■ Source:
-- Begin --

Pyversions image1 PyPi

Installation

This project uses pipenv for installation. Some IDE’s like PyCharm also have direct support for pipenv.

> pipenv install linkml

Language Features

  • Polymorphism/Inheritance, see is_a

  • Abstract and Mixin classes

  • Control JSON-LD mappings to URIs via prefix declarations

  • Ability to refine the meaning of a slot in the context of a particular class via slot usage

Examples

LinkML can be used as a modeling language in its own right, or it can be compiled to other schema/modeling languages.

We will use the following simple schema for illustrative purposes:

id: http://example.org/sample/organization
name: organization

types:
  yearCount:
    base: int
    uri: xsd:int
  string:
    base: str
    uri: xsd:string

classes:

  organization:
    slots:
      - id
      - name
      - has boss

  employee:
    description: A person
    slots:
      - id
      - first name
      - last name
      - aliases
      - age in years
    slot_usage:
      last name :
        required: true

  manager:
    description: An employee who manages others
    is_a: employee
    slots:
      - has employees

slots:
  id:
    description: Unique identifier of a person
    identifier: true

  name:
    description: human readable name
    range: string

  aliases:
    is_a: name
    description: An alternative name
    multivalued: true

  first name:
    is_a: name
    description: The first name of a person

  last name:
    is_a: name
    description: The last name of a person

  age in years:
    description: The age of a person if living or age of death if not
    range: yearCount

  has employees:
    range: employee
    multivalued: true
    inlined: true

  has boss:
    range: manager
    inlined: true

Note that this schema does not illustrate the more advanced datamodel features like in Biolink Model.

Generators

JSON Schema is a schema language for JSON documents.

With the example organization LinkML schema schema, we can illustrate the autogeneration of a JSON Schema output. You can run:

pipenv run gen-json-schema examples/organization.yaml

Note that any JSON that conforms to the derived JSON Schema can be converted to RDF using the derived JSON-LD context.

JSON-LD context provides mapping from JSON to RDF.

-- End --

■ Problem: Reproduce, word for word, the passage of the LinkML page starting with "pipenv run gen-json-schema" and going on through "JSON to RDF.".

■ Material:
-- Begin --

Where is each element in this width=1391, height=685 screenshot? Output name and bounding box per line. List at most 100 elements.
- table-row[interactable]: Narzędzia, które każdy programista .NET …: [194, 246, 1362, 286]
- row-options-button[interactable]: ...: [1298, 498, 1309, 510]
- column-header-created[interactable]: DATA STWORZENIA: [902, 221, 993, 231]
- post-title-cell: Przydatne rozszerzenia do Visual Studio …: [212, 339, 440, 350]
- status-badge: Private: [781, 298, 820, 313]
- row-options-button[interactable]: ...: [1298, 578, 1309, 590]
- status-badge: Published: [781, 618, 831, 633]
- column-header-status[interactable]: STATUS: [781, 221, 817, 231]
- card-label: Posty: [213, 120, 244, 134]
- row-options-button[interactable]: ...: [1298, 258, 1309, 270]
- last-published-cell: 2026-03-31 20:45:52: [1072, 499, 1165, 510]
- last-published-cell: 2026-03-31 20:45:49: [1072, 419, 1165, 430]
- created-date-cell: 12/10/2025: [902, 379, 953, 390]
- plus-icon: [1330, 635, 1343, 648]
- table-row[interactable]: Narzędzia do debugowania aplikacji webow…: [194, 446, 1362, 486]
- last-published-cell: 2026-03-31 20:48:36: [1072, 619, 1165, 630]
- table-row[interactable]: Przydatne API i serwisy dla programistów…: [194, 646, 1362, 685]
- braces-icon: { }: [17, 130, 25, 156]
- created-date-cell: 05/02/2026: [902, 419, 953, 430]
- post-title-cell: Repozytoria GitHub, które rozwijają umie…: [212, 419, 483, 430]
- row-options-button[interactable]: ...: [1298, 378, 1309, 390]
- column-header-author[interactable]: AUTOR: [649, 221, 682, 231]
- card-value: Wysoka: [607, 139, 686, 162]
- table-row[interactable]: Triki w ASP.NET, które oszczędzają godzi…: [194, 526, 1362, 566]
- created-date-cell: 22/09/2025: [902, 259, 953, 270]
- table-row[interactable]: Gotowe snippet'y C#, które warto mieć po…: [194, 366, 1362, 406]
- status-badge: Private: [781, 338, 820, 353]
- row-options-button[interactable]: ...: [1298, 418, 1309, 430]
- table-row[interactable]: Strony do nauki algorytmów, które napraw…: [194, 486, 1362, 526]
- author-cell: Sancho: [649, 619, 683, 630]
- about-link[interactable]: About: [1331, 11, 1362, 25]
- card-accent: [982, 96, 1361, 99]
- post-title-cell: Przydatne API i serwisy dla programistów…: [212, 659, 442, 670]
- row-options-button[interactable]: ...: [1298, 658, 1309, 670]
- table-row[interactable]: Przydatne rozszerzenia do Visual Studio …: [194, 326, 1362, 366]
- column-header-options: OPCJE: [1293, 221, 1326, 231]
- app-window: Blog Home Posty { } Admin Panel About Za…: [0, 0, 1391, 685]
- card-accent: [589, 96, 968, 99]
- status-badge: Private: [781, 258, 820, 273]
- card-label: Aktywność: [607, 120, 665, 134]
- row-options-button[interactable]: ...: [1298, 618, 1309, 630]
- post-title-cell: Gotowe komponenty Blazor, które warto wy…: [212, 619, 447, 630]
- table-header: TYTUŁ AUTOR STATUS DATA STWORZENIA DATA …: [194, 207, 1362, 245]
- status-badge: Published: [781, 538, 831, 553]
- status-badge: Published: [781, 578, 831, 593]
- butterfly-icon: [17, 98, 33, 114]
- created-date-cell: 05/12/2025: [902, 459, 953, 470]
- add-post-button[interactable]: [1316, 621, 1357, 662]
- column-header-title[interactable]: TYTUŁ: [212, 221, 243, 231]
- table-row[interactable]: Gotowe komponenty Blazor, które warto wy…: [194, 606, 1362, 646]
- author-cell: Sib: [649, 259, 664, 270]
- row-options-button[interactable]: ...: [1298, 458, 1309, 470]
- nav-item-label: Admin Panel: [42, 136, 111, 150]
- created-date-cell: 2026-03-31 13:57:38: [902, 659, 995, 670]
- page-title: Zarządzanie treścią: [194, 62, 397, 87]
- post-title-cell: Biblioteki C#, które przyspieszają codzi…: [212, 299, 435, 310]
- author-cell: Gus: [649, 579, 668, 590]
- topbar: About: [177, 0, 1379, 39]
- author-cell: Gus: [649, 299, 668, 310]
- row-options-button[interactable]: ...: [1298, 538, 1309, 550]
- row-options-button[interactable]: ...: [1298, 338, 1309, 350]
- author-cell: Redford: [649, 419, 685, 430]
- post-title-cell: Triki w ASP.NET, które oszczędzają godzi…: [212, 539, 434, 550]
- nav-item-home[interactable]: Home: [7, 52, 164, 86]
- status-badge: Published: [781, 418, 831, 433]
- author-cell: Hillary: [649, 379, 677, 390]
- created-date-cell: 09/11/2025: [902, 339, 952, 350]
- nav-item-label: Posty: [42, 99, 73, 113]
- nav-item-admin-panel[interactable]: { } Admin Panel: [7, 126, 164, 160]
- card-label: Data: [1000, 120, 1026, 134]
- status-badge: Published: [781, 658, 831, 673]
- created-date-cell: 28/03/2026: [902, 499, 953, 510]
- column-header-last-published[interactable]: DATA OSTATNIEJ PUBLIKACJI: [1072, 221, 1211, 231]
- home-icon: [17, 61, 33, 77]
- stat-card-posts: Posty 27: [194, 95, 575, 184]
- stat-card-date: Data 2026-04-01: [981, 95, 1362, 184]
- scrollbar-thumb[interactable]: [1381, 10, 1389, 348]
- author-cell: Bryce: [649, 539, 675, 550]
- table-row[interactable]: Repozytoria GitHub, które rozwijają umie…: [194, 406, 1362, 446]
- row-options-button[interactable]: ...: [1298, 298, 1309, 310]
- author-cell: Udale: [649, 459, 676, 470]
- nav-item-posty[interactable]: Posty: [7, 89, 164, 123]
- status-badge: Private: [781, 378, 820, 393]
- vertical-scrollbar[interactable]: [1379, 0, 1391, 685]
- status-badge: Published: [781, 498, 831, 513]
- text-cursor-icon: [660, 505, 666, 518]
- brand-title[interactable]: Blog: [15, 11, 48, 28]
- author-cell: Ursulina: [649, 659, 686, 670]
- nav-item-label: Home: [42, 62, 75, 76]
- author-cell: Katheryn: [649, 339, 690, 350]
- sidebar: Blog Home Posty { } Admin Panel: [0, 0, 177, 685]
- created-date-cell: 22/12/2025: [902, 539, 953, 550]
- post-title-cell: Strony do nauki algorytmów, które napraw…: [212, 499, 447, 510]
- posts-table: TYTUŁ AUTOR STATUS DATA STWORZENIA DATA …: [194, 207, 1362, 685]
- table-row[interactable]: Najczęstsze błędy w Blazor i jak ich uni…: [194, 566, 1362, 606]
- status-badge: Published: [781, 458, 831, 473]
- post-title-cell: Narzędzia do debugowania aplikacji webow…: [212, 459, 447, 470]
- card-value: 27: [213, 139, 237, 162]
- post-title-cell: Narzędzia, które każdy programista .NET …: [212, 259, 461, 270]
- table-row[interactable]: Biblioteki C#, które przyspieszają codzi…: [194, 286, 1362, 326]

-- End --

■ Task response:
pipenv run gen-json-schema examples/organization.yaml

Note that any JSON that conforms to the derived JSON Schema can be converted to RDF using the derived JSON-LD context.

JSON-LD context provides mapping from JSON to RDF.